__What to do__: Each line that follows should be printed again exactly as it stands.

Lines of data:

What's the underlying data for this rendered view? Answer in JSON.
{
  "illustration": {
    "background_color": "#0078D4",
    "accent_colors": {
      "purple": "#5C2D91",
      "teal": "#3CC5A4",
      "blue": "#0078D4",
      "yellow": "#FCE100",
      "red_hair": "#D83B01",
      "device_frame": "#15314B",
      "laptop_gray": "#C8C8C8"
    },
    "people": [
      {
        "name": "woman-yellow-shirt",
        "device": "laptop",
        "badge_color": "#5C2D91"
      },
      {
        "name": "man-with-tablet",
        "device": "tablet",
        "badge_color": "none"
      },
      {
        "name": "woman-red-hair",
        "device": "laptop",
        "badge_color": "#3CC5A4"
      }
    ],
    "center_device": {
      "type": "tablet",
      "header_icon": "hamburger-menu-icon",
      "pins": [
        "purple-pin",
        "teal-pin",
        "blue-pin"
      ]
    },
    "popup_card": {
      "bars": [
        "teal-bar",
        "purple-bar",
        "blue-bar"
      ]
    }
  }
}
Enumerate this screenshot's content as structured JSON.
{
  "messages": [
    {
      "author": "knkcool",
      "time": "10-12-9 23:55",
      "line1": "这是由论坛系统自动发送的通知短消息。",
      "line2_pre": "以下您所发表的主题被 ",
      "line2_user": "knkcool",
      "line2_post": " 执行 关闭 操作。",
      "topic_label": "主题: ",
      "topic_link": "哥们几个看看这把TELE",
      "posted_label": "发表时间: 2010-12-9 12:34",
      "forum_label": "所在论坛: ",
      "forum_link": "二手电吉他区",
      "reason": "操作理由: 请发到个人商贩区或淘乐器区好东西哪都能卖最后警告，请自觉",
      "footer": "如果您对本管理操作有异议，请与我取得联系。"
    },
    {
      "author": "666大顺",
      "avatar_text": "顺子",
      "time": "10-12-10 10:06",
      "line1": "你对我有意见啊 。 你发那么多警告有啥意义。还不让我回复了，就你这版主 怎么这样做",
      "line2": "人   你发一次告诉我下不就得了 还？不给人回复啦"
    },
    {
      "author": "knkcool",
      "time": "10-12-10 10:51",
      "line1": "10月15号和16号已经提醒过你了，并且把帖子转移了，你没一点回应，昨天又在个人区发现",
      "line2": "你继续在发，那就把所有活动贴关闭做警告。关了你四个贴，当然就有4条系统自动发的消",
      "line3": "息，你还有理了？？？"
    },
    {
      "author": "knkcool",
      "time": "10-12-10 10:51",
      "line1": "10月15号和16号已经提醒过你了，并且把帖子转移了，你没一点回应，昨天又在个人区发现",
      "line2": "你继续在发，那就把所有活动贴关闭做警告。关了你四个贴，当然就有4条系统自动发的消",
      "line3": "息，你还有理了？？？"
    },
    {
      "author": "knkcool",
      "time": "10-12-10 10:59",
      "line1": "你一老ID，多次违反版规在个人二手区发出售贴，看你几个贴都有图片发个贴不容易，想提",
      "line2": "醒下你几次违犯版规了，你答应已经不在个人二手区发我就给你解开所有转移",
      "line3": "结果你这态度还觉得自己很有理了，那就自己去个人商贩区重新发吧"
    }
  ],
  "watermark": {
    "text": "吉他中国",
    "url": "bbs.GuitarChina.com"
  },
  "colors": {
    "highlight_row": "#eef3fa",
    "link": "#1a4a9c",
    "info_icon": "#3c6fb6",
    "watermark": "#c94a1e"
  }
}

__Solution__:
What's the underlying data for this rendered view? Answer in JSON.
{
  "illustration": {
    "background_color": "#0078D4",
    "accent_colors": {
      "purple": "#5C2D91",
      "teal": "#3CC5A4",
      "blue": "#0078D4",
      "yellow": "#FCE100",
      "red_hair": "#D83B01",
      "device_frame": "#15314B",
      "laptop_gray": "#C8C8C8"
    },
    "people": [
      {
        "name": "woman-yellow-shirt",
        "device": "laptop",
        "badge_color": "#5C2D91"
      },
      {
        "name": "man-with-tablet",
        "device": "tablet",
        "badge_color": "none"
      },
      {
        "name": "woman-red-hair",
        "device": "laptop",
        "badge_color": "#3CC5A4"
      }
    ],
    "center_device": {
      "type": "tablet",
      "header_icon": "hamburger-menu-icon",
      "pins": [
        "purple-pin",
        "teal-pin",
        "blue-pin"
      ]
    },
    "popup_card": {
      "bars": [
        "teal-bar",
        "purple-bar",
        "blue-bar"
      ]
    }
  }
}
Enumerate this screenshot's content as structured JSON.
{
  "messages": [
    {
      "author": "knkcool",
      "time": "10-12-9 23:55",
      "line1": "这是由论坛系统自动发送的通知短消息。",
      "line2_pre": "以下您所发表的主题被 ",
      "line2_user": "knkcool",
      "line2_post": " 执行 关闭 操作。",
      "topic_label": "主题: ",
      "topic_link": "哥们几个看看这把TELE",
      "posted_label": "发表时间: 2010-12-9 12:34",
      "forum_label": "所在论坛: ",
      "forum_link": "二手电吉他区",
      "reason": "操作理由: 请发到个人商贩区或淘乐器区好东西哪都能卖最后警告，请自觉",
      "footer": "如果您对本管理操作有异议，请与我取得联系。"
    },
    {
      "author": "666大顺",
      "avatar_text": "顺子",
      "time": "10-12-10 10:06",
      "line1": "你对我有意见啊 。 你发那么多警告有啥意义。还不让我回复了，就你这版主 怎么这样做",
      "line2": "人   你发一次告诉我下不就得了 还？不给人回复啦"
    },
    {
      "author": "knkcool",
      "time": "10-12-10 10:51",
      "line1": "10月15号和16号已经提醒过你了，并且把帖子转移了，你没一点回应，昨天又在个人区发现",
      "line2": "你继续在发，那就把所有活动贴关闭做警告。关了你四个贴，当然就有4条系统自动发的消",
      "line3": "息，你还有理了？？？"
    },
    {
      "author": "knkcool",
      "time": "10-12-10 10:51",
      "line1": "10月15号和16号已经提醒过你了，并且把帖子转移了，你没一点回应，昨天又在个人区发现",
      "line2": "你继续在发，那就把所有活动贴关闭做警告。关了你四个贴，当然就有4条系统自动发的消",
      "line3": "息，你还有理了？？？"
    },
    {
      "author": "knkcool",
      "time": "10-12-10 10:59",
      "line1": "你一老ID，多次违反版规在个人二手区发出售贴，看你几个贴都有图片发个贴不容易，想提",
      "line2": "醒下你几次违犯版规了，你答应已经不在个人二手区发我就给你解开所有转移",
      "line3": "结果你这态度还觉得自己很有理了，那就自己去个人商贩区重新发吧"
    }
  ],
  "watermark": {
    "text": "吉他中国",
    "url": "bbs.GuitarChina.com"
  },
  "colors": {
    "highlight_row": "#eef3fa",
    "link": "#1a4a9c",
    "info_icon": "#3c6fb6",
    "watermark": "#c94a1e"
  }
}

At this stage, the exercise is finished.